Task details:
Take the material below and write it all out again exactly.
= = =
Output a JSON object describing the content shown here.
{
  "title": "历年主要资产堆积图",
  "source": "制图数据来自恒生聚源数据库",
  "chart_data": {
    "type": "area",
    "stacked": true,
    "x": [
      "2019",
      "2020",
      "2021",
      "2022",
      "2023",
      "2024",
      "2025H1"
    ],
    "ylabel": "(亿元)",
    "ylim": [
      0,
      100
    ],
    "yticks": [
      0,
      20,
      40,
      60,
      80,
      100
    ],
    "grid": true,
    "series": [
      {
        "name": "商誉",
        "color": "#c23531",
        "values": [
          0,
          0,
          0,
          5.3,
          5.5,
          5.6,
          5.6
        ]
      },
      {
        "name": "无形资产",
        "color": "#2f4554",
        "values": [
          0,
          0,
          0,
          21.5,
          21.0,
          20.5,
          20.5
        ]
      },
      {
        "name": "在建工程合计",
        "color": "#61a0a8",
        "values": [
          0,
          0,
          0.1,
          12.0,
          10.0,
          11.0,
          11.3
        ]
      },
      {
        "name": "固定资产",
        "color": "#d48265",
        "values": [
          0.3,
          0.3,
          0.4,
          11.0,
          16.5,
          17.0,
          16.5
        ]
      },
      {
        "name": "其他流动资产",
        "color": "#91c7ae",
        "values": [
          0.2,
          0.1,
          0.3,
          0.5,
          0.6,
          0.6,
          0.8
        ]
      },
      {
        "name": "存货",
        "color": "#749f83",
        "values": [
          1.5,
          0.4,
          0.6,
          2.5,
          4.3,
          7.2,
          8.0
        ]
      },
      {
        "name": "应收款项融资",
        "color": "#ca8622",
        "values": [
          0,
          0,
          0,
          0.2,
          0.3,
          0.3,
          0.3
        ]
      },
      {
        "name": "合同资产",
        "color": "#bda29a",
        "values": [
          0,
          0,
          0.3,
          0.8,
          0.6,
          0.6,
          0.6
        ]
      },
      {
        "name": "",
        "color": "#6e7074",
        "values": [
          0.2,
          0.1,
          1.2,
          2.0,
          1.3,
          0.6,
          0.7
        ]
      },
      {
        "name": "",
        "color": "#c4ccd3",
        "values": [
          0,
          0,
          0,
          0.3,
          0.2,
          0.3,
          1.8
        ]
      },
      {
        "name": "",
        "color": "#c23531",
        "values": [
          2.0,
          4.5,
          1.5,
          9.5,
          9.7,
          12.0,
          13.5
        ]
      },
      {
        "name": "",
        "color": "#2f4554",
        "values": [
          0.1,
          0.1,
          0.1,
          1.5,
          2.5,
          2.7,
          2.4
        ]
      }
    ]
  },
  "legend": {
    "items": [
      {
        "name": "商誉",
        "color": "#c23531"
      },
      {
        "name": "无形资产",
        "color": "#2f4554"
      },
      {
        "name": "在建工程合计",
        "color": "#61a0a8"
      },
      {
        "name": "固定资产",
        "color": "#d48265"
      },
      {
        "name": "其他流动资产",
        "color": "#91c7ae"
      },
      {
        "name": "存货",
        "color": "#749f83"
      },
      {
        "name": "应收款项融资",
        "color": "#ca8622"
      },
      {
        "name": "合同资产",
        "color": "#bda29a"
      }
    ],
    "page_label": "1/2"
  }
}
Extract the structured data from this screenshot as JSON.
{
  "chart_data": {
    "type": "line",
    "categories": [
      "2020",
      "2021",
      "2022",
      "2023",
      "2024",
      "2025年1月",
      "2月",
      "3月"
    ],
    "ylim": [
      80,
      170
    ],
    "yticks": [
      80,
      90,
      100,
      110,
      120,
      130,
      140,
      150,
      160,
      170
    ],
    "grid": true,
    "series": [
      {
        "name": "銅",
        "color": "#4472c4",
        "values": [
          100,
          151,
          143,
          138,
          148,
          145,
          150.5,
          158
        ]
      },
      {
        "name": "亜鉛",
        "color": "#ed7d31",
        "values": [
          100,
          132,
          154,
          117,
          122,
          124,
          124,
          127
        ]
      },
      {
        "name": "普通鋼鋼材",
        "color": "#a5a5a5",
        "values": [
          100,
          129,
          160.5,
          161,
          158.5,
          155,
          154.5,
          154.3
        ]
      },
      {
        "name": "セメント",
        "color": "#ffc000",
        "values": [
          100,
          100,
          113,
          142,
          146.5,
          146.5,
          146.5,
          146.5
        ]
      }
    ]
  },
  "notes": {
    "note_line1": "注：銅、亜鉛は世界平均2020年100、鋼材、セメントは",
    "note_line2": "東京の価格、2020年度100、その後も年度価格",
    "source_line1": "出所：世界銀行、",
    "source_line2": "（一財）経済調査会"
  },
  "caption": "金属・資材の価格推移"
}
= = =
Solution:
Output a JSON object describing the content shown here.
{
  "title": "历年主要资产堆积图",
  "source": "制图数据来自恒生聚源数据库",
  "chart_data": {
    "type": "area",
    "stacked": true,
    "x": [
      "2019",
      "2020",
      "2021",
      "2022",
      "2023",
      "2024",
      "2025H1"
    ],
    "ylabel": "(亿元)",
    "ylim": [
      0,
      100
    ],
    "yticks": [
      0,
      20,
      40,
      60,
      80,
      100
    ],
    "grid": true,
    "series": [
      {
        "name": "商誉",
        "color": "#c23531",
        "values": [
          0,
          0,
          0,
          5.3,
          5.5,
          5.6,
          5.6
        ]
      },
      {
        "name": "无形资产",
        "color": "#2f4554",
        "values": [
          0,
          0,
          0,
          21.5,
          21.0,
          20.5,
          20.5
        ]
      },
      {
        "name": "在建工程合计",
        "color": "#61a0a8",
        "values": [
          0,
          0,
          0.1,
          12.0,
          10.0,
          11.0,
          11.3
        ]
      },
      {
        "name": "固定资产",
        "color": "#d48265",
        "values": [
          0.3,
          0.3,
          0.4,
          11.0,
          16.5,
          17.0,
          16.5
        ]
      },
      {
        "name": "其他流动资产",
        "color": "#91c7ae",
        "values": [
          0.2,
          0.1,
          0.3,
          0.5,
          0.6,
          0.6,
          0.8
        ]
      },
      {
        "name": "存货",
        "color": "#749f83",
        "values": [
          1.5,
          0.4,
          0.6,
          2.5,
          4.3,
          7.2,
          8.0
        ]
      },
      {
        "name": "应收款项融资",
        "color": "#ca8622",
        "values": [
          0,
          0,
          0,
          0.2,
          0.3,
          0.3,
          0.3
        ]
      },
      {
        "name": "合同资产",
        "color": "#bda29a",
        "values": [
          0,
          0,
          0.3,
          0.8,
          0.6,
          0.6,
          0.6
        ]
      },
      {
        "name": "",
        "color": "#6e7074",
        "values": [
          0.2,
          0.1,
          1.2,
          2.0,
          1.3,
          0.6,
          0.7
        ]
      },
      {
        "name": "",
        "color": "#c4ccd3",
        "values": [
          0,
          0,
          0,
          0.3,
          0.2,
          0.3,
          1.8
        ]
      },
      {
        "name": "",
        "color": "#c23531",
        "values": [
          2.0,
          4.5,
          1.5,
          9.5,
          9.7,
          12.0,
          13.5
        ]
      },
      {
        "name": "",
        "color": "#2f4554",
        "values": [
          0.1,
          0.1,
          0.1,
          1.5,
          2.5,
          2.7,
          2.4
        ]
      }
    ]
  },
  "legend": {
    "items": [
      {
        "name": "商誉",
        "color": "#c23531"
      },
      {
        "name": "无形资产",
        "color": "#2f4554"
      },
      {
        "name": "在建工程合计",
        "color": "#61a0a8"
      },
      {
        "name": "固定资产",
        "color": "#d48265"
      },
      {
        "name": "其他流动资产",
        "color": "#91c7ae"
      },
      {
        "name": "存货",
        "color": "#749f83"
      },
      {
        "name": "应收款项融资",
        "color": "#ca8622"
      },
      {
        "name": "合同资产",
        "color": "#bda29a"
      }
    ],
    "page_label": "1/2"
  }
}
Extract the structured data from this screenshot as JSON.
{
  "chart_data": {
    "type": "line",
    "categories": [
      "2020",
      "2021",
      "2022",
      "2023",
      "2024",
      "2025年1月",
      "2月",
      "3月"
    ],
    "ylim": [
      80,
      170
    ],
    "yticks": [
      80,
      90,
      100,
      110,
      120,
      130,
      140,
      150,
      160,
      170
    ],
    "grid": true,
    "series": [
      {
        "name": "銅",
        "color": "#4472c4",
        "values": [
          100,
          151,
          143,
          138,
          148,
          145,
          150.5,
          158
        ]
      },
      {
        "name": "亜鉛",
        "color": "#ed7d31",
        "values": [
          100,
          132,
          154,
          117,
          122,
          124,
          124,
          127
        ]
      },
      {
        "name": "普通鋼鋼材",
        "color": "#a5a5a5",
        "values": [
          100,
          129,
          160.5,
          161,
          158.5,
          155,
          154.5,
          154.3
        ]
      },
      {
        "name": "セメント",
        "color": "#ffc000",
        "values": [
          100,
          100,
          113,
          142,
          146.5,
          146.5,
          146.5,
          146.5
        ]
      }
    ]
  },
  "notes": {
    "note_line1": "注：銅、亜鉛は世界平均2020年100、鋼材、セメントは",
    "note_line2": "東京の価格、2020年度100、その後も年度価格",
    "source_line1": "出所：世界銀行、",
    "source_line2": "（一財）経済調査会"
  },
  "caption": "金属・資材の価格推移"
}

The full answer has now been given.